Requests
a – In the article about the Buffalo Bills sale, what was the previous NFL record sale price, and for which team?
b – Extend the article about the Buffalo Bills sale, picking up right after its final sentence.

Text extract
┌────────
J. Paul Getty was once one of the richest men who ever lived. In fact, in 1966 the Guinness Book of Records actually named him the world's richest private citizen. He attributed his success to a simple formula: Rise early, work hard, strike oil. It's a slightly modified version of that formula that likely just saved the city of Buffalo from losing its beloved football team.
The Bills, which had been put up for sale by the estate of the team's longtime owner Ralph Wilson on his passing, had been rumored to be eventually destined for a larger market like Los Angeles or Toronto so its new owner could cash in on the NFL in those cities. That fate is highly unlikely now thanks to, of all things, fracking.
Meet the buyers
According to multiple reports, the Buffalo Bills have been sold for an NFL record $1.4 billion to the current owners of the Buffalo Sabers, Terry and Kim Pegula. The deal, which still needs to be approved by league owners, is well above the previous record of $1.1 billion for the Miami Dolphins, which included the team's stadium. The winning bid trumped the $1.1 billion estimated sale price and it also topped competing bids from Donald Trump and a Toronto-based group headlined by Jon Bon Jovi.
└────────
Entries supplied
┌────────
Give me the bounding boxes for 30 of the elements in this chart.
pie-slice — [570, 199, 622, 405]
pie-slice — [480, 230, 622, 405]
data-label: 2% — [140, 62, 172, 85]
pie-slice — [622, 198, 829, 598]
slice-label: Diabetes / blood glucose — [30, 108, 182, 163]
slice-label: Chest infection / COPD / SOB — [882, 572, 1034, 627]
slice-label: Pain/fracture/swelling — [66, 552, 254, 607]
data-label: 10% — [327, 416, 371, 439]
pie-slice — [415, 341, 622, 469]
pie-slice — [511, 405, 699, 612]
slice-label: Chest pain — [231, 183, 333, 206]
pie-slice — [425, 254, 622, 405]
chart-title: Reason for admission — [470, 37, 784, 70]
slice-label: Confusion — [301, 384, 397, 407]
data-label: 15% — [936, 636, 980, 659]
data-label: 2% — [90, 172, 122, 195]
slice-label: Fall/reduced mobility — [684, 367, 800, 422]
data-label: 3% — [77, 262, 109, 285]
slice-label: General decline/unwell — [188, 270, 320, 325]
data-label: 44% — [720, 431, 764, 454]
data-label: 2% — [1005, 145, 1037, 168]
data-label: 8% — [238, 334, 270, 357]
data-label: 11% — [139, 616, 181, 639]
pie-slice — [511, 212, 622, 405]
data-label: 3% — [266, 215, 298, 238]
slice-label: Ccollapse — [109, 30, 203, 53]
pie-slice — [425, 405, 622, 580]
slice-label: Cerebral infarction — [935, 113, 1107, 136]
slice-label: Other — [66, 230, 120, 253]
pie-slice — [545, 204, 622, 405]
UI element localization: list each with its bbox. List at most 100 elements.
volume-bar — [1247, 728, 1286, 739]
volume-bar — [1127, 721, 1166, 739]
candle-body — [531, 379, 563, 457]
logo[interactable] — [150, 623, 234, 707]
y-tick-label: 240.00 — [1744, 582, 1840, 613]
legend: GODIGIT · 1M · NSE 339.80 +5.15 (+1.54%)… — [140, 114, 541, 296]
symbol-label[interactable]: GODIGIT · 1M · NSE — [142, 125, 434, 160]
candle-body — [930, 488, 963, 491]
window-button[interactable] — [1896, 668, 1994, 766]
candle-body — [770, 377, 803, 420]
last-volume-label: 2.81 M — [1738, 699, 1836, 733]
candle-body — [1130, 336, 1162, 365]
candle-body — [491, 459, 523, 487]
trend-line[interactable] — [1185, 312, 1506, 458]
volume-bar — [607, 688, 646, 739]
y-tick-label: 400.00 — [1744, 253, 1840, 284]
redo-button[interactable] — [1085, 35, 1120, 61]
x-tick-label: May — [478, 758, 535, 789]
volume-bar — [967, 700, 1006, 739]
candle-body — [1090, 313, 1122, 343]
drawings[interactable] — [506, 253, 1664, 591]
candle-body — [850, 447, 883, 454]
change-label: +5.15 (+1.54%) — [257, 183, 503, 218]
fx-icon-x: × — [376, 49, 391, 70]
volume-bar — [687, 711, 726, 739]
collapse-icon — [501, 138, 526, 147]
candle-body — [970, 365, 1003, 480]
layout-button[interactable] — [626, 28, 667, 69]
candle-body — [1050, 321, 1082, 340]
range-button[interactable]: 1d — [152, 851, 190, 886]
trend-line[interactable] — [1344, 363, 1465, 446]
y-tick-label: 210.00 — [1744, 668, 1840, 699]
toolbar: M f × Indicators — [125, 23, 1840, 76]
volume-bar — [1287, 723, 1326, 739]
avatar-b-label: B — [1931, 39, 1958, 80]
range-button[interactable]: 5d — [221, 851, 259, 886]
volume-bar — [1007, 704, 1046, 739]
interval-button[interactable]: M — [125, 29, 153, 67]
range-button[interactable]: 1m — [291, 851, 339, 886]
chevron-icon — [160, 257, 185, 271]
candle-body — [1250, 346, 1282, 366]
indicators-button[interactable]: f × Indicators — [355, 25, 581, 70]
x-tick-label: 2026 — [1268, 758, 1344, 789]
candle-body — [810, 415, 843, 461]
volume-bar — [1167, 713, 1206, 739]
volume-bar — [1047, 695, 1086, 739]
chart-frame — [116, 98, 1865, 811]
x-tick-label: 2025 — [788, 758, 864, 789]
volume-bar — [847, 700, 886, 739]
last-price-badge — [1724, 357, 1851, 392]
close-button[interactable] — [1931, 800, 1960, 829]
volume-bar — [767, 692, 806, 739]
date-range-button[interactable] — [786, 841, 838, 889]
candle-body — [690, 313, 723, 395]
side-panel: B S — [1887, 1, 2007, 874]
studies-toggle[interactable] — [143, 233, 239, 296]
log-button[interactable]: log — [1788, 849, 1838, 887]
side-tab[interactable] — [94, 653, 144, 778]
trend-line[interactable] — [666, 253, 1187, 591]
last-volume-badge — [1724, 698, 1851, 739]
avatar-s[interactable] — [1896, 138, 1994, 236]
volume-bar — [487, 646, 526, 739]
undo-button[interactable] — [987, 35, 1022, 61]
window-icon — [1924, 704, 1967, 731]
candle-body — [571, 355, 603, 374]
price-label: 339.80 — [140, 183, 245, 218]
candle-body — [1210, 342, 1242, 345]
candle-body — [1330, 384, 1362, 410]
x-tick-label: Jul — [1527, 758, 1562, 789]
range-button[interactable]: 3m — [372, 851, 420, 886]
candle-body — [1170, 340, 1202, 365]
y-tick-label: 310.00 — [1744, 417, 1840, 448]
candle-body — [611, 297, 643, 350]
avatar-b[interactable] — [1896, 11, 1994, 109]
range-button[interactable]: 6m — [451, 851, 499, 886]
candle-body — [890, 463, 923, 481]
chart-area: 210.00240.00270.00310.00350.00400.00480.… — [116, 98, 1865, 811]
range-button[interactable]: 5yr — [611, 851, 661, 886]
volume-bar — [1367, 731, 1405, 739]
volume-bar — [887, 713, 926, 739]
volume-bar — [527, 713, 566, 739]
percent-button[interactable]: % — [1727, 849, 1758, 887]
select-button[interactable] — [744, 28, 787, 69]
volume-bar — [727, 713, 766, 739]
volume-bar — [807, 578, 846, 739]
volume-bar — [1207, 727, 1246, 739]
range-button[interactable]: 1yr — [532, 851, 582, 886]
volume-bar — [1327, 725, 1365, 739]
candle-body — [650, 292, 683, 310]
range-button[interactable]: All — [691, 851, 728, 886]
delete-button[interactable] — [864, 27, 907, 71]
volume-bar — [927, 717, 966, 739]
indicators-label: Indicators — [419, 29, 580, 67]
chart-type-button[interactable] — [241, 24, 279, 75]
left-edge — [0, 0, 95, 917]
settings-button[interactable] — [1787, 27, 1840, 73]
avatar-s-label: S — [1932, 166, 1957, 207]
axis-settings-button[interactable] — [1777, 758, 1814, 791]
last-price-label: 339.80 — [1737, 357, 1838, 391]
└────────
Task answers
a – $1.1 billion, for the Miami Dolphins (a deal that included the team's stadium).

b –
The reason the team will likely call Buffalo its home for a long time to come is that the Pegulas have made the city their adoptive home since buying the Sabers for $189 million in 2011. They are also involved in a privately financed $172 million downtown hockey-entertainment complex called HarborCenter. Not only that, but with a net worth estimated at $3.3 billion they don't need to make money on the team in order to make ends meet. In fact, if the Pegulas do need money again for another big ticket item they can simply return to the formula that has brought them so much success in the past. Terry Pegula said as much during the introductory press conference when he bought the Sabres by quipping, "if I want to make money, I'll drill another well."
Making a fortune on fracking
The Pegulas' rise to become one of America's wealthiest families is one that is firmly rooted in J. Paul Getty's formula for success. In fact, Terry even worked for Getty Oil after graduating college in 1973. However, instead of striking oil, Terry Pegula struck natural gas -- and a lot of it.
He founded East Resources in 1983 and slowly built up a significant natural gas business in the Appalachian region. In 2000, his company made a significant natural gas discovery in the Trenton/Black River Field in Central New York and north-central Pennsylvania. A few years later in 2008, with the help of horizontal drilling and hydraulic fracturing, or fracking, East Resources began to extract the vast natural gas riches of the Marcellus shale.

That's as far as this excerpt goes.